晴れ着

arcturus2006-07-15

 
拝見しました。

その人が、正義の実現を訴えるために、自ら晴れ着で待っていたのである。国や県の役人は、彼女の声が直接裁判官に届くのを阻もうとしていたのだ。
法学者や哲学者が饒舌に喋り散らす正義ではない、胸に突き上げるような正義への訴えがここにある。
 
晴れ着(ララビアータ)


ん、晴れ着て、ちょっとヨリシロ的だな…
番組は観ませんでしたけれど一株運動を思い出しました。
後藤孝典さんが提案したこの運動に、「楽しみもなからにゃいかんでな、そりゃいっちょやろうじゃなかろか」と原告の患者さんたちは賛成したけれど、弁護団は反対だったそうです。

水俣病訴訟を担当していた弁護団が一株運動に反対する姿勢を打ち出し、弁護団見解を公表し患者の説得にかかった。弁護団の言い分は、要するに、一株運動では具体的成果を得ることはできない、裁判に替わりうるものではない、という点にあった。しかし患者達は株主総会へ乗り込む姿勢を変えようとしなかった。「告発」*1弁護団に反論を加え、賠償金をとってもなお残る患者の思いに表現を与える場として株主総会を設定するのだと主張した。私としては、自分のなかの最も私的なものに根ざさない限り自分の再生はないと考えていたから、弁護団と論争する気にもなれなかった。

[ページ領域分割データ]
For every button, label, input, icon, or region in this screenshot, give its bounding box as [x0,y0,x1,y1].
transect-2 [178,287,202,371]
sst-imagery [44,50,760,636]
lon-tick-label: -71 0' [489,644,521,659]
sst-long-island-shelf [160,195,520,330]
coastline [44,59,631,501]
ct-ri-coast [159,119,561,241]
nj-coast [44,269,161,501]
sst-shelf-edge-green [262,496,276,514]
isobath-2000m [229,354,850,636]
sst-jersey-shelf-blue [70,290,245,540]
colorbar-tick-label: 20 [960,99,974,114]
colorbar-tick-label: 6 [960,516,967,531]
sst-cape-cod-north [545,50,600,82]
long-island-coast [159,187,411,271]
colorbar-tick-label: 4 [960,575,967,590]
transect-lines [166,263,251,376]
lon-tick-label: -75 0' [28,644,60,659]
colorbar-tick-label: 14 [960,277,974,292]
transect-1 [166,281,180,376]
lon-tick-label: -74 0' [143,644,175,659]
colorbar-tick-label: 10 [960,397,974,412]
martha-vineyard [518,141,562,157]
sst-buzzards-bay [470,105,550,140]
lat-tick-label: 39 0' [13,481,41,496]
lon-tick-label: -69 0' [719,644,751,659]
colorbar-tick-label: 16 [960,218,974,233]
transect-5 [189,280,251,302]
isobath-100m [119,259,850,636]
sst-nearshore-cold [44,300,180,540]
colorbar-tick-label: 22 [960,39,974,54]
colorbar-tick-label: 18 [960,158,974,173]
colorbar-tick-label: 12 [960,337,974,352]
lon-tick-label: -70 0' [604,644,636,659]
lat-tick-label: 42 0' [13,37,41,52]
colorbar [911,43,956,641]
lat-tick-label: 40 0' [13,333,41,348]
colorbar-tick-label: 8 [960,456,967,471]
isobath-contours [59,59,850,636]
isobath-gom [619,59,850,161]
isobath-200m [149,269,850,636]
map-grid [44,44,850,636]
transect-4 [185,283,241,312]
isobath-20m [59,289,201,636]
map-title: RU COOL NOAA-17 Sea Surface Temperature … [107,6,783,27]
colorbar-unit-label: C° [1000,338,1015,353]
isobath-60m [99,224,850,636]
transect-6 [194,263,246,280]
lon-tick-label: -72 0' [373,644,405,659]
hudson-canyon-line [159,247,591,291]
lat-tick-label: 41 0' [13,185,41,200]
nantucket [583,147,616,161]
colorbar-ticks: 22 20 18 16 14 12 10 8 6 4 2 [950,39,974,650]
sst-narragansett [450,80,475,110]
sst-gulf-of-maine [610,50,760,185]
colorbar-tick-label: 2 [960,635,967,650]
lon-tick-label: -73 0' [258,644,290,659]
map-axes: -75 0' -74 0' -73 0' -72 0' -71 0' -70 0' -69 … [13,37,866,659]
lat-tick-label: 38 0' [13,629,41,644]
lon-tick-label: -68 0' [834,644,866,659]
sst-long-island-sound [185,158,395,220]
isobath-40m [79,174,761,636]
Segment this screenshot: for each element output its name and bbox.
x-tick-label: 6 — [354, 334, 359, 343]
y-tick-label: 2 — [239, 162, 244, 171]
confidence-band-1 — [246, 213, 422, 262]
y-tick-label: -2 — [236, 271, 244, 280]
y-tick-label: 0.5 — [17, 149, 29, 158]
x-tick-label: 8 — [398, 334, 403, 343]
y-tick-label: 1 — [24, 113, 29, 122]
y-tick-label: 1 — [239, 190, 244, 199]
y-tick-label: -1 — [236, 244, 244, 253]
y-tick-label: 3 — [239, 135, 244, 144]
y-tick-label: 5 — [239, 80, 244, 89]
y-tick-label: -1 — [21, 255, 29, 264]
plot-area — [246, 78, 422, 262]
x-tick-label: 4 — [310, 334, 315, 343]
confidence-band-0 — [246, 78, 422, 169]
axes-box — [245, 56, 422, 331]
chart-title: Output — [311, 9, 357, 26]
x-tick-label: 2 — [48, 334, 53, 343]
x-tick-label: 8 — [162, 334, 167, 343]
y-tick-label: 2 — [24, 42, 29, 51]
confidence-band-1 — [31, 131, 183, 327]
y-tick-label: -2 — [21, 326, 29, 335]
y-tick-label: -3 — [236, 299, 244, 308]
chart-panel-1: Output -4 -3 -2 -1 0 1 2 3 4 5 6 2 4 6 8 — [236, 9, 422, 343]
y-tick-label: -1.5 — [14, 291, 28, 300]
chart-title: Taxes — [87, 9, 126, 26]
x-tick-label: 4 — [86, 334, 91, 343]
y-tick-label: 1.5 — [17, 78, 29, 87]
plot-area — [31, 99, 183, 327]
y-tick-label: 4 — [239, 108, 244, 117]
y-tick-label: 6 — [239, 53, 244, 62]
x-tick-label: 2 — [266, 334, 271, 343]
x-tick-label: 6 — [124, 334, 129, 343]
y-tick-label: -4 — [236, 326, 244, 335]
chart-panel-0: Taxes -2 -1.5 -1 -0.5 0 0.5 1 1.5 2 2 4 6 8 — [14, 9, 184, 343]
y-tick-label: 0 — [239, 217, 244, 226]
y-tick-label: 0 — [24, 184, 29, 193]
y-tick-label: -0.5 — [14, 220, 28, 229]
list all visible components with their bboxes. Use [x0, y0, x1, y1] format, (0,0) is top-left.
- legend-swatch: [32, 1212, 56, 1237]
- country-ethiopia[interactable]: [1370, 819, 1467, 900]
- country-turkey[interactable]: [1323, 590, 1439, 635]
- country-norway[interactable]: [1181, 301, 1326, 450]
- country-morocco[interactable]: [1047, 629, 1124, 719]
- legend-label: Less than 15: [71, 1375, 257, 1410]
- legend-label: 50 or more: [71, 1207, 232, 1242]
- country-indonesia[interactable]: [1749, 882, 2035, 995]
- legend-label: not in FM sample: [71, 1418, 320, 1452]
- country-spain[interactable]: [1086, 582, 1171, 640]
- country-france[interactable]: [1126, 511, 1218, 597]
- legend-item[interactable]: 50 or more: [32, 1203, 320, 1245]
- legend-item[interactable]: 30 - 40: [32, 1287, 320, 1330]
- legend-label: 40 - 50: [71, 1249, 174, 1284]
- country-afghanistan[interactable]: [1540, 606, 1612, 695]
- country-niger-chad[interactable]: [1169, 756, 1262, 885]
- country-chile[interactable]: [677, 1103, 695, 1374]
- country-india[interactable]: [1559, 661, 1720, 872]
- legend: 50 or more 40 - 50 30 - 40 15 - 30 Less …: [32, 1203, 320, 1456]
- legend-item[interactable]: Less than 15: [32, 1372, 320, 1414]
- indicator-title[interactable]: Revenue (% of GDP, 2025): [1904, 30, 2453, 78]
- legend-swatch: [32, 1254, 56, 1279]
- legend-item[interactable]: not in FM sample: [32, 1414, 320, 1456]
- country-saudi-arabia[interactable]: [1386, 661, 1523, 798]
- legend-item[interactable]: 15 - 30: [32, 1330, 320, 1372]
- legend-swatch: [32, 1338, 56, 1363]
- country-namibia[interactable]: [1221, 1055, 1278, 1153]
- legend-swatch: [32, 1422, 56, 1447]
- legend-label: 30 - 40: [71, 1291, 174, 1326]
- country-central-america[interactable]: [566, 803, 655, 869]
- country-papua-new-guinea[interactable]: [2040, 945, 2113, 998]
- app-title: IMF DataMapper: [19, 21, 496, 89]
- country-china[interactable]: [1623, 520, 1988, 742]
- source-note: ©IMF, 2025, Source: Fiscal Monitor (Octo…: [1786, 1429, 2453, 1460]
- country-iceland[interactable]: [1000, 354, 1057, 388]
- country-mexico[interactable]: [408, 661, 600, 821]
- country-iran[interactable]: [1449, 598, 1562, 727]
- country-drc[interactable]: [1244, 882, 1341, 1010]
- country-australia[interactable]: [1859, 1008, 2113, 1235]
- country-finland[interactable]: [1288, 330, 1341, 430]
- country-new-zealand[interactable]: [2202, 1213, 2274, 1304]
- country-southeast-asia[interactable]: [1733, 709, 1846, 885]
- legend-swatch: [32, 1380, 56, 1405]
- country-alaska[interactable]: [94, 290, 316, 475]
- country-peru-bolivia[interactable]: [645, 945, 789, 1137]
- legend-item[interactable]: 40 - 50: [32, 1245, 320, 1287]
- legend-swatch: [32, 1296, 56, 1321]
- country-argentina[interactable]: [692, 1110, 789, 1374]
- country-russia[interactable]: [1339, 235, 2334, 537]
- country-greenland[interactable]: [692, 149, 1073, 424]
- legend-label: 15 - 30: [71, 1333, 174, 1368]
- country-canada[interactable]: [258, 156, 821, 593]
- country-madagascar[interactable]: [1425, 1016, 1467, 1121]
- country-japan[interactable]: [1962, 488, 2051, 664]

## 課題の内容
1. 水俣病をめぐる本文のうち、「その人が、正義の実現を訴えるために」から「正義への訴えがここにある。」までの部分に出てくる職業を表す語をすべて挙げてください。
2. 水俣病をめぐる本文の続きを、最後の一文の後から書き継いでください。
データは本文とは別個の資料です。

## 課題別解答
1. 役人、裁判官、法学者、哲学者

2.
沈黙と爆発 ドキュメント「水俣病事件」 (SHUEISHA NONFICTION)

 
1970年9月28日チッソ株主総会へ。揃って御詠歌の練習までして、熊本から白装束での巡礼。
会場2階席の端から端まで“怨”の黒旗が下げられ線香がたかれ怒号とすすり泣きが渦巻く。
もうすごいぐちゃぐちゃもみくちゃで、読んでて圧倒されてしまいます。
この振る舞いは、「私利ではなく正義」だったのかな、わからない…
 
 
病身を包む晴れ着、白装束。
狂気と、そう遠くないようにもみえる。うまく言えない、とてもせつない。
 
 

*1:水俣病を告発する会」が発行していた機関紙です。